WRITTEN REQUEST:
Would you output the whole listing below, exactly as it reads?

SUPPLIED ENTRIES:
-----

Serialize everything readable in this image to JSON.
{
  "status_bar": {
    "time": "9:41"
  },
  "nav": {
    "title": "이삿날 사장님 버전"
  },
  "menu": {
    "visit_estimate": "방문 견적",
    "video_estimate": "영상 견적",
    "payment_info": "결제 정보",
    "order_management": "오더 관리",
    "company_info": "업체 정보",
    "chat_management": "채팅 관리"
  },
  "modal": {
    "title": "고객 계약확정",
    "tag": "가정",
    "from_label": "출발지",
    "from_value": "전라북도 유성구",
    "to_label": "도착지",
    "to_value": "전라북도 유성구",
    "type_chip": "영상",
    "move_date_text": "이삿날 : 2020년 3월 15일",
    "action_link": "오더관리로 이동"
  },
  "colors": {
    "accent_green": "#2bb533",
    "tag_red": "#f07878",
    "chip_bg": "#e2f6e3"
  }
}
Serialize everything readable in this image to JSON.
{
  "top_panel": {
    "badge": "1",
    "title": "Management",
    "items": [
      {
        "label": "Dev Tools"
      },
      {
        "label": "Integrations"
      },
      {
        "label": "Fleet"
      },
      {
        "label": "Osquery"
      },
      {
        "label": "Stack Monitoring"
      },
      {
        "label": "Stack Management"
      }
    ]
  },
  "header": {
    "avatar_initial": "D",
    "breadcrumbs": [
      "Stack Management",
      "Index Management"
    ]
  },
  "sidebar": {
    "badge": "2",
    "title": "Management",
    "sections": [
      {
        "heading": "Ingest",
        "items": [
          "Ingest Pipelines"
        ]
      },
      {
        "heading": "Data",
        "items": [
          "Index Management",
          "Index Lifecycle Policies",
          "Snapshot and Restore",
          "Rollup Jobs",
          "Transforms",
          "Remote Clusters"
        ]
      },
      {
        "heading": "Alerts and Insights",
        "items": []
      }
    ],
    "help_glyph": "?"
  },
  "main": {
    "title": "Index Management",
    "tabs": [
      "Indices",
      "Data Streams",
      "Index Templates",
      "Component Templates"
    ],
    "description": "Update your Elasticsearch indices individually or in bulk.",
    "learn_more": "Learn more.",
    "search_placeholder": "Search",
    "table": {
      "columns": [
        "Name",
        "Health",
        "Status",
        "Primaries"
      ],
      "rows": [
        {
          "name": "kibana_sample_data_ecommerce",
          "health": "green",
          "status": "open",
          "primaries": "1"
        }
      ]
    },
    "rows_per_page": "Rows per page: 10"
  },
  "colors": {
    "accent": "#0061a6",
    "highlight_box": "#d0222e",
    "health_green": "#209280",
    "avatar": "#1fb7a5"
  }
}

-----

ANSWER BELOW:
Serialize everything readable in this image to JSON.
{
  "status_bar": {
    "time": "9:41"
  },
  "nav": {
    "title": "이삿날 사장님 버전"
  },
  "menu": {
    "visit_estimate": "방문 견적",
    "video_estimate": "영상 견적",
    "payment_info": "결제 정보",
    "order_management": "오더 관리",
    "company_info": "업체 정보",
    "chat_management": "채팅 관리"
  },
  "modal": {
    "title": "고객 계약확정",
    "tag": "가정",
    "from_label": "출발지",
    "from_value": "전라북도 유성구",
    "to_label": "도착지",
    "to_value": "전라북도 유성구",
    "type_chip": "영상",
    "move_date_text": "이삿날 : 2020년 3월 15일",
    "action_link": "오더관리로 이동"
  },
  "colors": {
    "accent_green": "#2bb533",
    "tag_red": "#f07878",
    "chip_bg": "#e2f6e3"
  }
}
Serialize everything readable in this image to JSON.
{
  "top_panel": {
    "badge": "1",
    "title": "Management",
    "items": [
      {
        "label": "Dev Tools"
      },
      {
        "label": "Integrations"
      },
      {
        "label": "Fleet"
      },
      {
        "label": "Osquery"
      },
      {
        "label": "Stack Monitoring"
      },
      {
        "label": "Stack Management"
      }
    ]
  },
  "header": {
    "avatar_initial": "D",
    "breadcrumbs": [
      "Stack Management",
      "Index Management"
    ]
  },
  "sidebar": {
    "badge": "2",
    "title": "Management",
    "sections": [
      {
        "heading": "Ingest",
        "items": [
          "Ingest Pipelines"
        ]
      },
      {
        "heading": "Data",
        "items": [
          "Index Management",
          "Index Lifecycle Policies",
          "Snapshot and Restore",
          "Rollup Jobs",
          "Transforms",
          "Remote Clusters"
        ]
      },
      {
        "heading": "Alerts and Insights",
        "items": []
      }
    ],
    "help_glyph": "?"
  },
  "main": {
    "title": "Index Management",
    "tabs": [
      "Indices",
      "Data Streams",
      "Index Templates",
      "Component Templates"
    ],
    "description": "Update your Elasticsearch indices individually or in bulk.",
    "learn_more": "Learn more.",
    "search_placeholder": "Search",
    "table": {
      "columns": [
        "Name",
        "Health",
        "Status",
        "Primaries"
      ],
      "rows": [
        {
          "name": "kibana_sample_data_ecommerce",
          "health": "green",
          "status": "open",
          "primaries": "1"
        }
      ]
    },
    "rows_per_page": "Rows per page: 10"
  },
  "colors": {
    "accent": "#0061a6",
    "highlight_box": "#d0222e",
    "health_green": "#209280",
    "avatar": "#1fb7a5"
  }
}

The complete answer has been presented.